EXERCISE MATERIAL:
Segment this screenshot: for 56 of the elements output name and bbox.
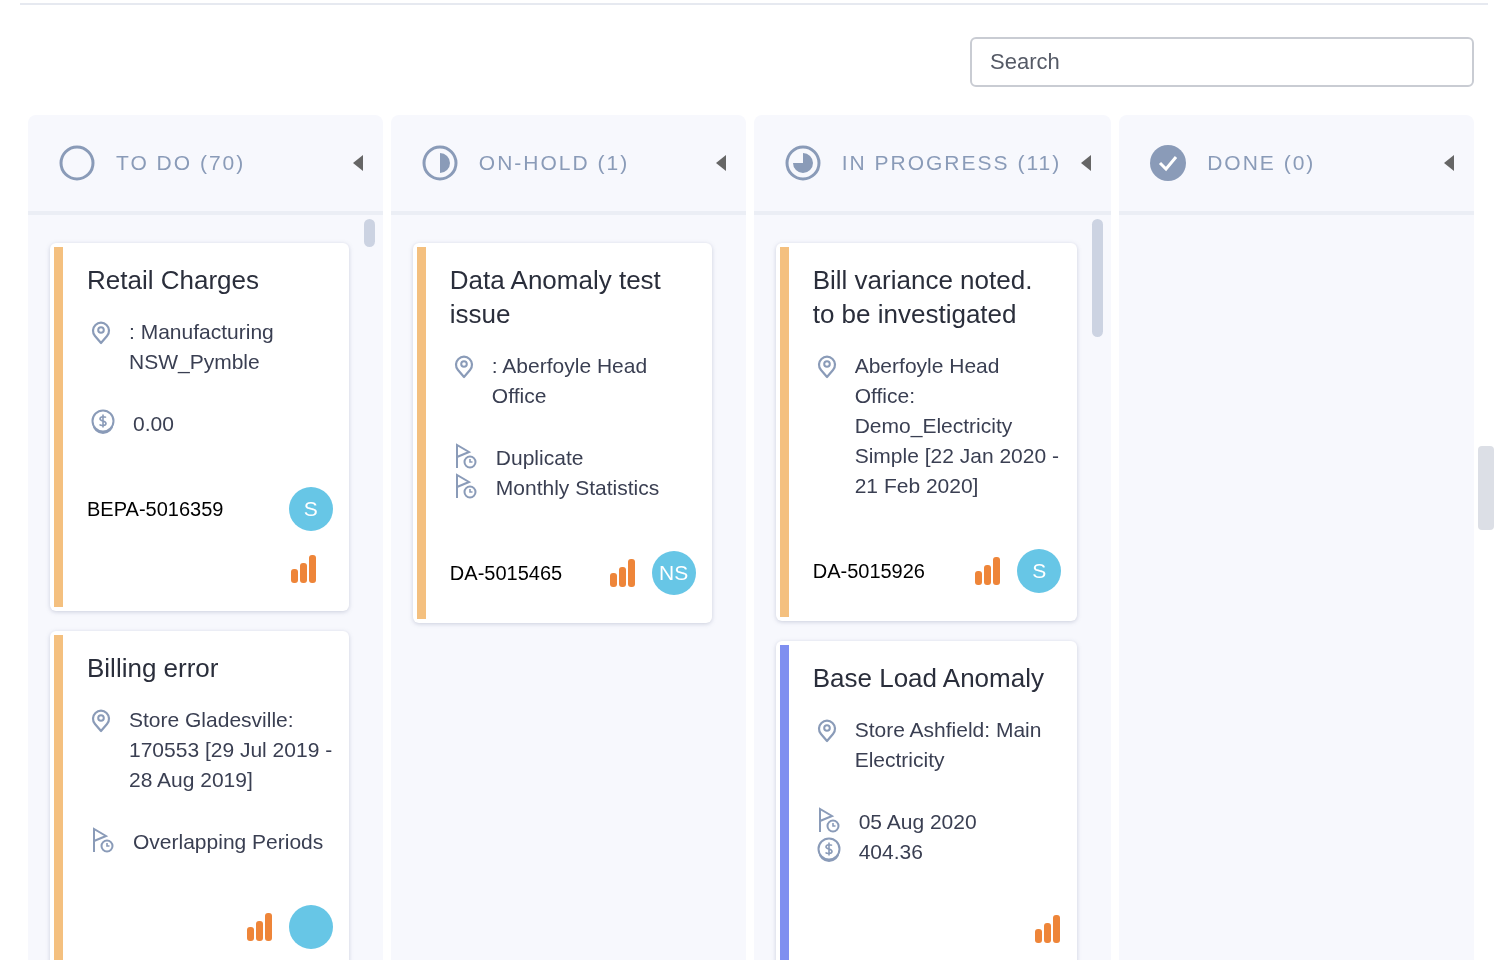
collapse-caret-icon[interactable] [1444,155,1454,171]
scrollbar-thumb[interactable] [1092,219,1104,337]
priority-bars-icon [609,559,636,587]
column-title: ON-HOLD (1) [478,150,631,177]
location-pin-icon [453,355,474,379]
card-detail: Duplicate [495,445,584,471]
dollar-coin-icon [816,837,841,863]
flag-clock-icon [453,473,478,499]
flag-clock-icon [453,443,478,469]
page-scrollbar-thumb[interactable] [1478,446,1494,530]
flag-clock-icon [91,827,115,853]
card-detail: 404.36 [858,839,923,865]
card-detail: : Aberfoyle Head Office [491,353,649,409]
ticket-id: DA-5015926 [812,559,926,584]
card-title: Base Load Anomaly [812,662,1045,695]
task-card[interactable]: Bill variance noted. to be investigated Aberfoyle Head Office: Demo_Electricity Simple [22 Jan 2020 - 21 Feb 2020] DA-5015926 S [775,243,1078,621]
empty-circle-icon [58,144,96,182]
card-title: Retail Charges [87,264,260,297]
priority-bars-icon [975,557,1002,585]
pie-circle-icon [783,144,822,182]
dollar-coin-icon [91,409,115,435]
card-detail: Store Gladesville: 170553 [29 Jul 2019 - 28 Aug 2019] [129,707,333,793]
collapse-caret-icon[interactable] [352,155,363,171]
card-detail: Monthly Statistics [495,475,660,501]
collapse-caret-icon[interactable] [715,155,726,171]
card-detail: 0.00 [133,411,174,437]
flag-clock-icon [816,807,841,833]
ticket-id: BEPA-5016359 [87,497,224,522]
location-pin-icon [91,709,111,733]
priority-bars-icon [290,555,317,583]
column-title: DONE (0) [1207,150,1317,177]
task-card[interactable]: Retail Charges : Manufacturing NSW_Pymble 0.00 BEPA-5016359 S [50,243,349,611]
card-title: Billing error [87,652,220,685]
task-card[interactable]: Base Load Anomaly Store Ashfield: Main Electricity 05 Aug 2020 404.36 [775,641,1078,960]
location-pin-icon [91,321,111,345]
task-card[interactable]: Billing error Store Gladesville: 170553 [29 Jul 2019 - 28 Aug 2019] Overlapping Periods [50,631,349,960]
collapse-caret-icon[interactable] [1081,155,1092,171]
scrollbar-thumb[interactable] [363,219,375,247]
card-detail: : Manufacturing NSW_Pymble [129,319,275,376]
card-detail: Aberfoyle Head Office: Demo_Electricity Simple [22 Jan 2020 - 21 Feb 2020] [854,353,1060,499]
location-pin-icon [816,355,837,379]
card-detail: 05 Aug 2020 [858,809,977,835]
ticket-id: DA-5015465 [449,561,564,586]
search-field[interactable]: Search [970,37,1474,87]
location-pin-icon [816,719,837,743]
card-detail: Store Ashfield: Main Electricity [854,717,1043,773]
priority-bars-icon [1035,915,1062,943]
card-title: Data Anomaly test issue [449,264,662,331]
half-circle-icon [420,144,459,182]
task-card[interactable]: Data Anomaly test issue : Aberfoyle Head Office Duplicate Monthly Statistics DA-5015465 NS [412,243,712,623]
column-title: TO DO (70) [116,150,247,177]
card-detail: Overlapping Periods [133,829,324,855]
card-title: Bill variance noted. to be investigated [812,264,1034,331]
priority-bars-icon [246,913,273,941]
check-circle-icon [1149,144,1188,182]
column-title: IN PROGRESS (11) [841,150,1062,177]
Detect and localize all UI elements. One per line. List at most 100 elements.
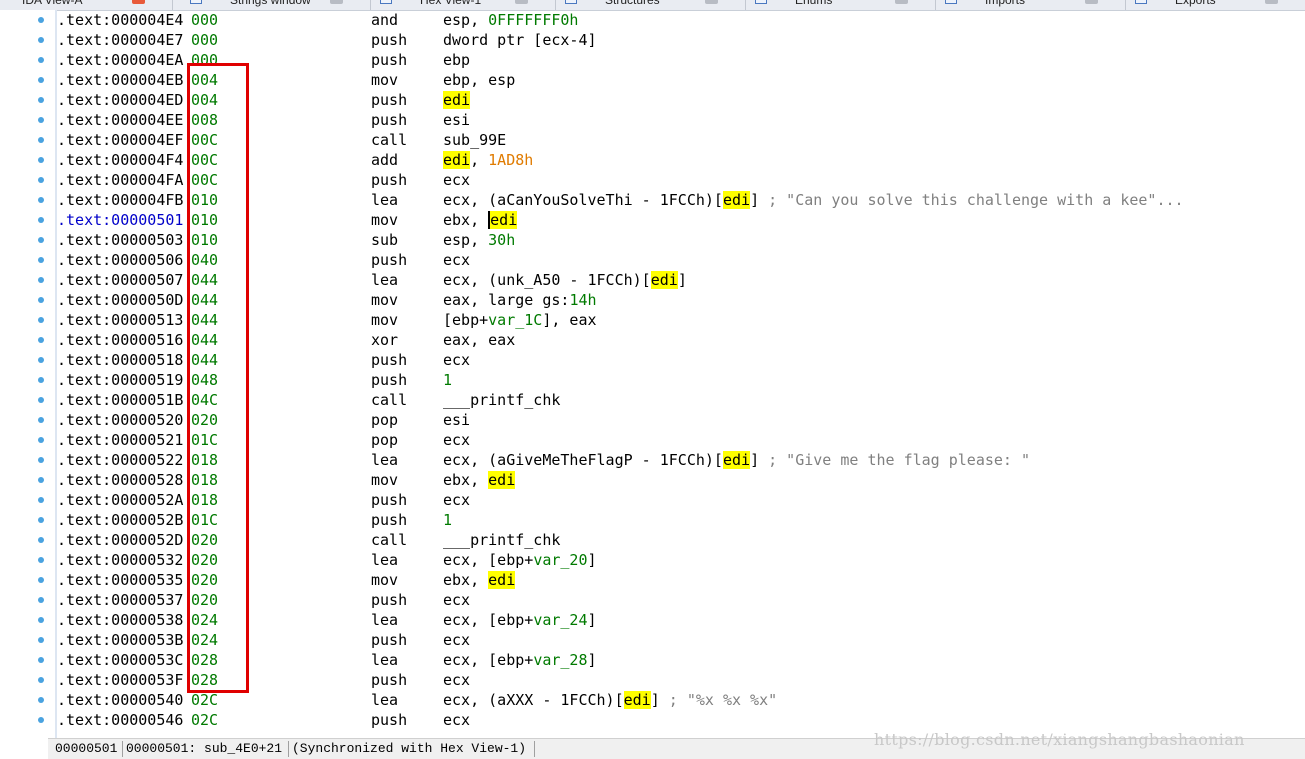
- listing-row[interactable]: .text:00000540 02C lea ecx, (aXXX - 1FCCh)[…: [57, 690, 1305, 710]
- instruction-mnemonic: push: [371, 51, 408, 69]
- breakpoint-dot-icon[interactable]: [38, 437, 44, 443]
- instruction-operands: ebx, edi: [443, 470, 516, 490]
- highlighted-register[interactable]: edi: [623, 691, 651, 709]
- instruction-mnemonic: xor: [371, 331, 399, 349]
- highlighted-register[interactable]: edi: [443, 91, 471, 109]
- breakpoint-dot-icon[interactable]: [38, 77, 44, 83]
- tab-imports[interactable]: Imports: [945, 0, 1115, 8]
- instruction-mnemonic: lea: [371, 551, 399, 569]
- tab-separator: [172, 0, 173, 10]
- breakpoint-dot-icon[interactable]: [38, 277, 44, 283]
- tab-exports[interactable]: Exports: [1135, 0, 1295, 8]
- breakpoint-dot-icon[interactable]: [38, 517, 44, 523]
- instruction-address: .text:00000532: [57, 551, 184, 569]
- breakpoint-dot-icon[interactable]: [38, 317, 44, 323]
- breakpoint-dot-icon[interactable]: [38, 557, 44, 563]
- stack-variable[interactable]: var_28: [533, 651, 587, 669]
- close-icon[interactable]: [705, 0, 718, 4]
- tab-enums[interactable]: Enums: [755, 0, 925, 8]
- close-icon[interactable]: [1265, 0, 1278, 4]
- operand-text: ]: [750, 191, 769, 209]
- listing-row[interactable]: .text:000004E4 000 and esp, 0FFFFFFF0h: [57, 10, 1305, 30]
- listing-row[interactable]: .text:00000546 02C push ecx: [57, 710, 1305, 730]
- instruction-mnemonic: push: [371, 711, 408, 729]
- instruction-operands: ecx, [ebp+var_20]: [443, 550, 597, 570]
- breakpoint-dot-icon[interactable]: [38, 617, 44, 623]
- breakpoint-dot-icon[interactable]: [38, 117, 44, 123]
- string-comment: ; "%x %x %x": [668, 691, 778, 709]
- breakpoint-dot-icon[interactable]: [38, 297, 44, 303]
- stack-variable[interactable]: var_1C: [488, 311, 542, 329]
- highlighted-register[interactable]: edi: [488, 471, 516, 489]
- operand-text: ecx: [443, 591, 471, 609]
- breakpoint-dot-icon[interactable]: [38, 497, 44, 503]
- breakpoint-dot-icon[interactable]: [38, 577, 44, 583]
- breakpoint-dot-icon[interactable]: [38, 17, 44, 23]
- close-icon[interactable]: [330, 0, 343, 4]
- close-icon[interactable]: [515, 0, 528, 4]
- highlighted-register[interactable]: edi: [650, 271, 678, 289]
- instruction-address: .text:0000052A: [57, 491, 184, 509]
- close-icon[interactable]: [1085, 0, 1098, 4]
- breakpoint-dot-icon[interactable]: [38, 217, 44, 223]
- breakpoint-dot-icon[interactable]: [38, 597, 44, 603]
- breakpoint-dot-icon[interactable]: [38, 37, 44, 43]
- breakpoint-dot-icon[interactable]: [38, 377, 44, 383]
- status-sync: (Synchronized with Hex View-1): [292, 741, 527, 756]
- close-icon[interactable]: [895, 0, 908, 4]
- breakpoint-dot-icon[interactable]: [38, 57, 44, 63]
- instruction-mnemonic: lea: [371, 451, 399, 469]
- listing-row[interactable]: .text:000004E7 000 push dword ptr [ecx-4]: [57, 30, 1305, 50]
- breakpoint-dot-icon[interactable]: [38, 357, 44, 363]
- breakpoint-dot-icon[interactable]: [38, 537, 44, 543]
- operand-text: ecx, [ebp+: [443, 551, 534, 569]
- breakpoint-dot-icon[interactable]: [38, 237, 44, 243]
- watermark: https://blog.csdn.net/xiangshangbashaoni…: [874, 730, 1245, 749]
- breakpoint-dot-icon[interactable]: [38, 457, 44, 463]
- breakpoint-dot-icon[interactable]: [38, 657, 44, 663]
- highlighted-register[interactable]: edi: [488, 571, 516, 589]
- instruction-mnemonic: mov: [371, 211, 399, 229]
- instruction-mnemonic: push: [371, 111, 408, 129]
- instruction-address: .text:000004ED: [57, 91, 184, 109]
- breakpoint-dot-icon[interactable]: [38, 677, 44, 683]
- operand-text: ecx: [443, 671, 471, 689]
- close-icon[interactable]: [132, 0, 145, 4]
- highlighted-register[interactable]: edi: [722, 191, 751, 209]
- tab-strings-window[interactable]: Strings window: [190, 0, 360, 8]
- breakpoint-dot-icon[interactable]: [38, 397, 44, 403]
- breakpoint-dot-icon[interactable]: [38, 337, 44, 343]
- instruction-operands: ecx: [443, 430, 470, 450]
- highlighted-register[interactable]: edi: [722, 451, 751, 469]
- instruction-mnemonic: pop: [371, 431, 399, 449]
- breakpoint-dot-icon[interactable]: [38, 717, 44, 723]
- tab-ida-view-a[interactable]: IDA View-A: [12, 0, 162, 8]
- instruction-operands: ecx, [ebp+var_28]: [443, 650, 597, 670]
- instruction-operands: ecx: [443, 250, 470, 270]
- instruction-address: .text:00000540: [57, 691, 184, 709]
- operand-text: ebp, esp: [443, 71, 516, 89]
- instruction-mnemonic: lea: [371, 191, 399, 209]
- breakpoint-dot-icon[interactable]: [38, 137, 44, 143]
- stack-variable[interactable]: var_24: [533, 611, 587, 629]
- breakpoint-dot-icon[interactable]: [38, 417, 44, 423]
- operand-text: esp,: [443, 11, 489, 29]
- breakpoint-dot-icon[interactable]: [38, 697, 44, 703]
- view-icon: [380, 0, 392, 4]
- highlighted-register[interactable]: edi: [488, 211, 518, 229]
- breakpoint-dot-icon[interactable]: [38, 157, 44, 163]
- tab-hex-view-1[interactable]: Hex View-1: [380, 0, 545, 8]
- breakpoint-dot-icon[interactable]: [38, 637, 44, 643]
- instruction-mnemonic: push: [371, 491, 408, 509]
- tab-structures[interactable]: Structures: [565, 0, 735, 8]
- breakpoint-dot-icon[interactable]: [38, 257, 44, 263]
- highlighted-register[interactable]: edi: [443, 151, 471, 169]
- breakpoint-dot-icon[interactable]: [38, 177, 44, 183]
- instruction-address: .text:000004EA: [57, 51, 184, 69]
- operand-text: ]: [587, 611, 597, 629]
- breakpoint-dot-icon[interactable]: [38, 477, 44, 483]
- breakpoint-dot-icon[interactable]: [38, 197, 44, 203]
- breakpoint-dot-icon[interactable]: [38, 97, 44, 103]
- stack-variable[interactable]: var_20: [533, 551, 587, 569]
- instruction-mnemonic: lea: [371, 691, 399, 709]
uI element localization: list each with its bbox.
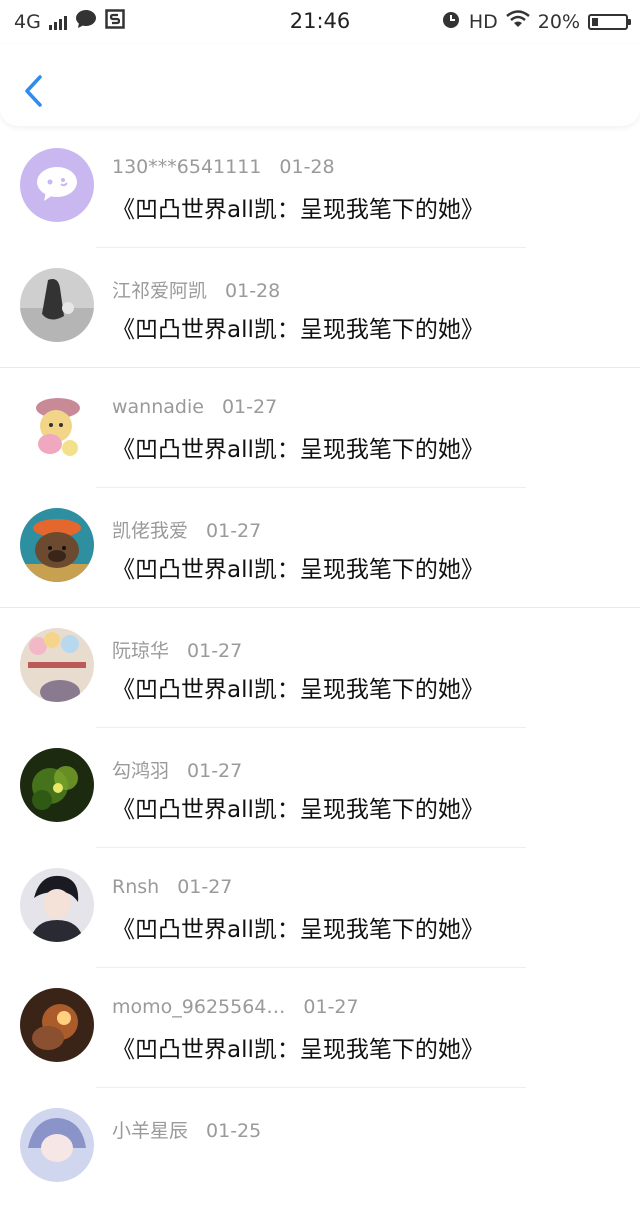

REQUIRED WORK: Keep every line of the records above that contains the string "Manufacturing", copying each one in full. Case counts.

REPLY TO THE EXERCISE:
task-card[interactable]: Retail Charges : Manufacturing NSW_Pymble 0.00 BEPA-5016359 S [50,243,349,611]
card-detail: : Manufacturing NSW_Pymble [129,319,275,376]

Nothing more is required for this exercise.